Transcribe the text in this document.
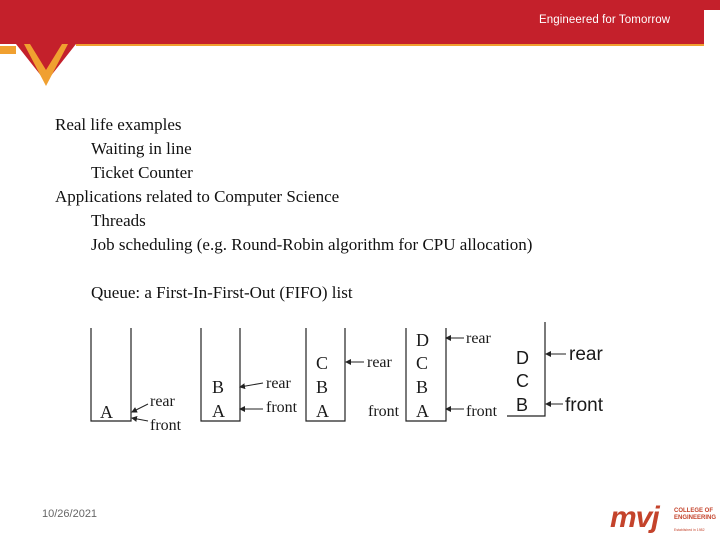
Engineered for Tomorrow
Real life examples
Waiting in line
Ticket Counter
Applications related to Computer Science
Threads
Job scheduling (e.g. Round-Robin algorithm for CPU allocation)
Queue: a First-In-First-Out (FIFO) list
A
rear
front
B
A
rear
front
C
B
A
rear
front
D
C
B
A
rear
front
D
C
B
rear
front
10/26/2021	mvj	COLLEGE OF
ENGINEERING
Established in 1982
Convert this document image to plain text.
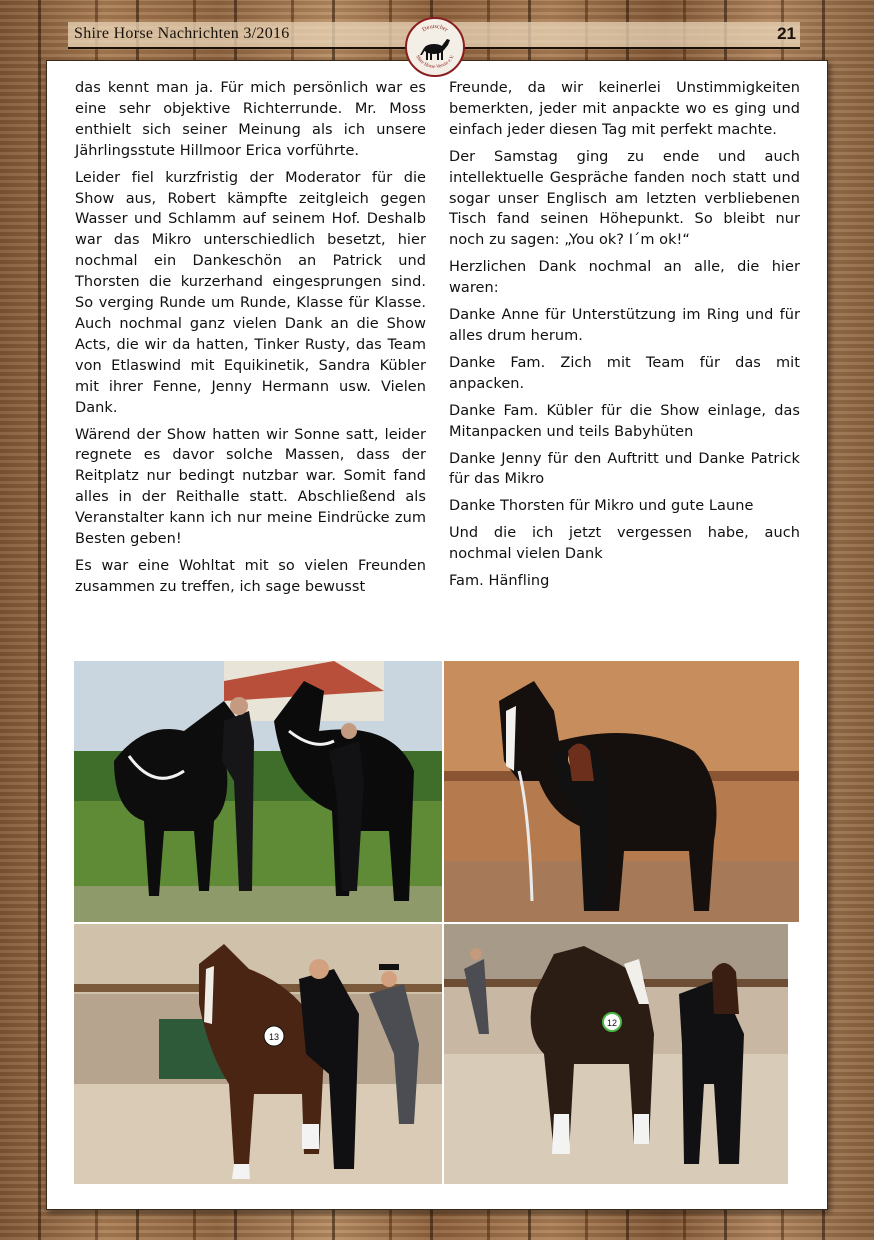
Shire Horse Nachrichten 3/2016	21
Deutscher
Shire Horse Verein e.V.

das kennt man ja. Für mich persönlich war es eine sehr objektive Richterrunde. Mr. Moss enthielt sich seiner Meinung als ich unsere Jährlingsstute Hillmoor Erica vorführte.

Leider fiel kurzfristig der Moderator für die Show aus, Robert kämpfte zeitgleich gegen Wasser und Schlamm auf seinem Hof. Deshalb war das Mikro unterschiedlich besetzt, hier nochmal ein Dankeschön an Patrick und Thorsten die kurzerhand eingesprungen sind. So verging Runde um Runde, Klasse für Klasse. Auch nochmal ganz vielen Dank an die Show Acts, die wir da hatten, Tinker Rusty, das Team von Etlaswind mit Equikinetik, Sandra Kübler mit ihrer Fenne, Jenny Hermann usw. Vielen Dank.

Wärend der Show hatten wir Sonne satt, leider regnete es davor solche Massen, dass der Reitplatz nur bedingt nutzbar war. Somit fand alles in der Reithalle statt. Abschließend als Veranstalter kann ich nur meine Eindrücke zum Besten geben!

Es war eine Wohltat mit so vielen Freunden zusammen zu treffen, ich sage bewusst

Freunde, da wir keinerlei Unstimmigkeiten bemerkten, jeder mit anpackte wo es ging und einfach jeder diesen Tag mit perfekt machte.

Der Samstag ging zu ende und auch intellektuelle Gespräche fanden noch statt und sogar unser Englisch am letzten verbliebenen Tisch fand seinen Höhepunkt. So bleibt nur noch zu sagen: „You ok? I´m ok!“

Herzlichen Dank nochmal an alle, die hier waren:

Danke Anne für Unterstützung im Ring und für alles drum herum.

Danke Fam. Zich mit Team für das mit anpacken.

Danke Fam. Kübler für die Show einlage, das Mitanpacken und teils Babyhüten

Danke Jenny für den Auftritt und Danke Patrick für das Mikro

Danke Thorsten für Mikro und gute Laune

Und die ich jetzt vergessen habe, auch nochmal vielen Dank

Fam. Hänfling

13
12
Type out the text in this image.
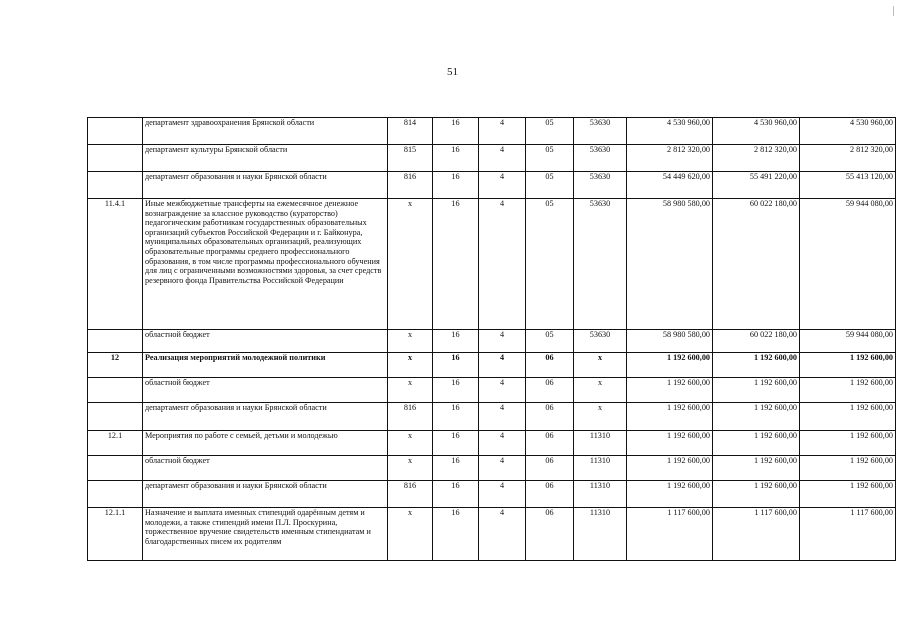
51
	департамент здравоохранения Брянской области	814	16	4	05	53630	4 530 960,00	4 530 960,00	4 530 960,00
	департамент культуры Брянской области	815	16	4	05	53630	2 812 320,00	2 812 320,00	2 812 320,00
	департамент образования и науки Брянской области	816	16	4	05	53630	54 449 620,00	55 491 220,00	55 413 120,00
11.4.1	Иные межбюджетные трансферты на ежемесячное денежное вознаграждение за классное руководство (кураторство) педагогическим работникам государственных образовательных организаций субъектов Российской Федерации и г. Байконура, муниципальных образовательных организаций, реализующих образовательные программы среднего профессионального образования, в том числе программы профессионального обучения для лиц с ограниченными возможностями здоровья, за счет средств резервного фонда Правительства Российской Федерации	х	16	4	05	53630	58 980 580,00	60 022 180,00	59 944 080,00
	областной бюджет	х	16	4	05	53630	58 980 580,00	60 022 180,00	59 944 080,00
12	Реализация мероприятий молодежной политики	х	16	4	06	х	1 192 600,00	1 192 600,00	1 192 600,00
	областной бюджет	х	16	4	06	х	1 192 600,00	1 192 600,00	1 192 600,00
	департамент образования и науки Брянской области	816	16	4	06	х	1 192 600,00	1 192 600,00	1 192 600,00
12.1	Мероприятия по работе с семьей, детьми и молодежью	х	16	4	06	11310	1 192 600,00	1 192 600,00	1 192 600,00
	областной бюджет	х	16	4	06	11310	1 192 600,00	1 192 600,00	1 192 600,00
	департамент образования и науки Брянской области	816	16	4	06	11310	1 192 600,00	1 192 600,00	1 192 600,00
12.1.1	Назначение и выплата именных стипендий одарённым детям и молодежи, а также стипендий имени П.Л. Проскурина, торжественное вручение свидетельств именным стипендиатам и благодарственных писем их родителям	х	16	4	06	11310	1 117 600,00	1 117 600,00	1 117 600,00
== == ==
§ WHAT THE EXERCISE ASKS:
Exactly reproduce the entries above, minus the pictures.

§ WRITTEN ANSWER:
Transcribe the text in this document.
Engineered for Tomorrow
Real life examples
Waiting in line
Ticket Counter
Applications related to Computer Science
Threads
Job scheduling (e.g. Round-Robin algorithm for CPU allocation)
Queue: a First-In-First-Out (FIFO) list
A
rear
front
B
A
rear
front
C
B
A
rear
front
D
C
B
A
rear
front
D
C
B
rear
front
10/26/2021	mvj	COLLEGE OF
ENGINEERING
Established in 1982
Convert this document image to plain text.
Shire Horse Nachrichten 3/2016	21
Deutscher
Shire Horse Verein e.V.

das kennt man ja. Für mich persönlich war es eine sehr objektive Richterrunde. Mr. Moss enthielt sich seiner Meinung als ich unsere Jährlingsstute Hillmoor Erica vorführte.

Leider fiel kurzfristig der Moderator für die Show aus, Robert kämpfte zeitgleich gegen Wasser und Schlamm auf seinem Hof. Deshalb war das Mikro unterschiedlich besetzt, hier nochmal ein Dankeschön an Patrick und Thorsten die kurzerhand eingesprungen sind. So verging Runde um Runde, Klasse für Klasse. Auch nochmal ganz vielen Dank an die Show Acts, die wir da hatten, Tinker Rusty, das Team von Etlaswind mit Equikinetik, Sandra Kübler mit ihrer Fenne, Jenny Hermann usw. Vielen Dank.

Wärend der Show hatten wir Sonne satt, leider regnete es davor solche Massen, dass der Reitplatz nur bedingt nutzbar war. Somit fand alles in der Reithalle statt. Abschließend als Veranstalter kann ich nur meine Eindrücke zum Besten geben!

Es war eine Wohltat mit so vielen Freunden zusammen zu treffen, ich sage bewusst

Freunde, da wir keinerlei Unstimmigkeiten bemerkten, jeder mit anpackte wo es ging und einfach jeder diesen Tag mit perfekt machte.

Der Samstag ging zu ende und auch intellektuelle Gespräche fanden noch statt und sogar unser Englisch am letzten verbliebenen Tisch fand seinen Höhepunkt. So bleibt nur noch zu sagen: „You ok? I´m ok!“

Herzlichen Dank nochmal an alle, die hier waren:

Danke Anne für Unterstützung im Ring und für alles drum herum.

Danke Fam. Zich mit Team für das mit anpacken.

Danke Fam. Kübler für die Show einlage, das Mitanpacken und teils Babyhüten

Danke Jenny für den Auftritt und Danke Patrick für das Mikro

Danke Thorsten für Mikro und gute Laune

Und die ich jetzt vergessen habe, auch nochmal vielen Dank

Fam. Hänfling

13
12
Type out the text in this image.
51
	департамент здравоохранения Брянской области	814	16	4	05	53630	4 530 960,00	4 530 960,00	4 530 960,00
	департамент культуры Брянской области	815	16	4	05	53630	2 812 320,00	2 812 320,00	2 812 320,00
	департамент образования и науки Брянской области	816	16	4	05	53630	54 449 620,00	55 491 220,00	55 413 120,00
11.4.1	Иные межбюджетные трансферты на ежемесячное денежное вознаграждение за классное руководство (кураторство) педагогическим работникам государственных образовательных организаций субъектов Российской Федерации и г. Байконура, муниципальных образовательных организаций, реализующих образовательные программы среднего профессионального образования, в том числе программы профессионального обучения для лиц с ограниченными возможностями здоровья, за счет средств резервного фонда Правительства Российской Федерации	х	16	4	05	53630	58 980 580,00	60 022 180,00	59 944 080,00
	областной бюджет	х	16	4	05	53630	58 980 580,00	60 022 180,00	59 944 080,00
12	Реализация мероприятий молодежной политики	х	16	4	06	х	1 192 600,00	1 192 600,00	1 192 600,00
	областной бюджет	х	16	4	06	х	1 192 600,00	1 192 600,00	1 192 600,00
	департамент образования и науки Брянской области	816	16	4	06	х	1 192 600,00	1 192 600,00	1 192 600,00
12.1	Мероприятия по работе с семьей, детьми и молодежью	х	16	4	06	11310	1 192 600,00	1 192 600,00	1 192 600,00
	областной бюджет	х	16	4	06	11310	1 192 600,00	1 192 600,00	1 192 600,00
	департамент образования и науки Брянской области	816	16	4	06	11310	1 192 600,00	1 192 600,00	1 192 600,00
12.1.1	Назначение и выплата именных стипендий одарённым детям и молодежи, а также стипендий имени П.Л. Проскурина, торжественное вручение свидетельств именным стипендиатам и благодарственных писем их родителям	х	16	4	06	11310	1 117 600,00	1 117 600,00	1 117 600,00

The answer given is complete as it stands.